▶ GIVEN PROBLEM
Using the listing below, extract each line that has the word "this" in it.

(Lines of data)
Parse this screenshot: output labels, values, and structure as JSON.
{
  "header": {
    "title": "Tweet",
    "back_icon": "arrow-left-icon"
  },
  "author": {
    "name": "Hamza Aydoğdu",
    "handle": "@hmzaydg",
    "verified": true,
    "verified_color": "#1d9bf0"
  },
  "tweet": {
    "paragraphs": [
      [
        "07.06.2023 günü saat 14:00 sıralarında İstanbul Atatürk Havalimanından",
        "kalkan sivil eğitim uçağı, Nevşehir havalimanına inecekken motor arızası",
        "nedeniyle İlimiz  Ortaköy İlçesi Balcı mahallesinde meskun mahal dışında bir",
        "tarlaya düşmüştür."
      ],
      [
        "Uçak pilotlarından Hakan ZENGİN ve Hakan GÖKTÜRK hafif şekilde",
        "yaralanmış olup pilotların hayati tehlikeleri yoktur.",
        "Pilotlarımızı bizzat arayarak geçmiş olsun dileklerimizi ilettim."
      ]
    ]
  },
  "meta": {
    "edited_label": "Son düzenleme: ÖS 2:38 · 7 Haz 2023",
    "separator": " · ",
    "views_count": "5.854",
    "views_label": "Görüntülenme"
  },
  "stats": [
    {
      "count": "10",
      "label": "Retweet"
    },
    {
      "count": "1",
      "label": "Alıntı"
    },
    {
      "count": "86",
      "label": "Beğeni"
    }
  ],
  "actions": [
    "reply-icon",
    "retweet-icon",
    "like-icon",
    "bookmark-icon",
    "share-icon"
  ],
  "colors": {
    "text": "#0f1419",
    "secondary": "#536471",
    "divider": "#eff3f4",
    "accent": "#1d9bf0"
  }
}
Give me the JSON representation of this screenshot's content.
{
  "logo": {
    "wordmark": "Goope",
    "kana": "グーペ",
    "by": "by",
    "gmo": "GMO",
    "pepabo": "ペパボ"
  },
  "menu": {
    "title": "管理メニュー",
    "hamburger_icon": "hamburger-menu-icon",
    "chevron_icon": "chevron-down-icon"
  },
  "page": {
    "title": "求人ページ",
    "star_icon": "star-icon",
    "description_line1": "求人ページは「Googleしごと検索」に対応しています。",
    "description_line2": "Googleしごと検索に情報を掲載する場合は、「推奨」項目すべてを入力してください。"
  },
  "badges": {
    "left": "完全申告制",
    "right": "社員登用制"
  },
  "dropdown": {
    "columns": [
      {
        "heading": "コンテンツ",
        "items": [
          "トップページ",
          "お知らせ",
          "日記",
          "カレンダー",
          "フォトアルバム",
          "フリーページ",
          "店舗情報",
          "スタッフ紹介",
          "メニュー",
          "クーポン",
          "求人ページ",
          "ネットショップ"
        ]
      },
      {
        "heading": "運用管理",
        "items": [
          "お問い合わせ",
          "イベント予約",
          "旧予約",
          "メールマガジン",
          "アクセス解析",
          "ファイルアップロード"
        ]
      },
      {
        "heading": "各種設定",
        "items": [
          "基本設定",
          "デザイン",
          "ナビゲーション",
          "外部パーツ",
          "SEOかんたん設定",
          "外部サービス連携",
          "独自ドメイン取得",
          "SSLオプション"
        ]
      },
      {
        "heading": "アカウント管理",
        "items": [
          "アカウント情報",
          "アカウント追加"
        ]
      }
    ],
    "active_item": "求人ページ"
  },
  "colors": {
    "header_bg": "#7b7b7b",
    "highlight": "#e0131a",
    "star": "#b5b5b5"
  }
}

▶ FULL SOLUTION
Parse this screenshot: output labels, values, and structure as JSON.
Give me the JSON representation of this screenshot's content.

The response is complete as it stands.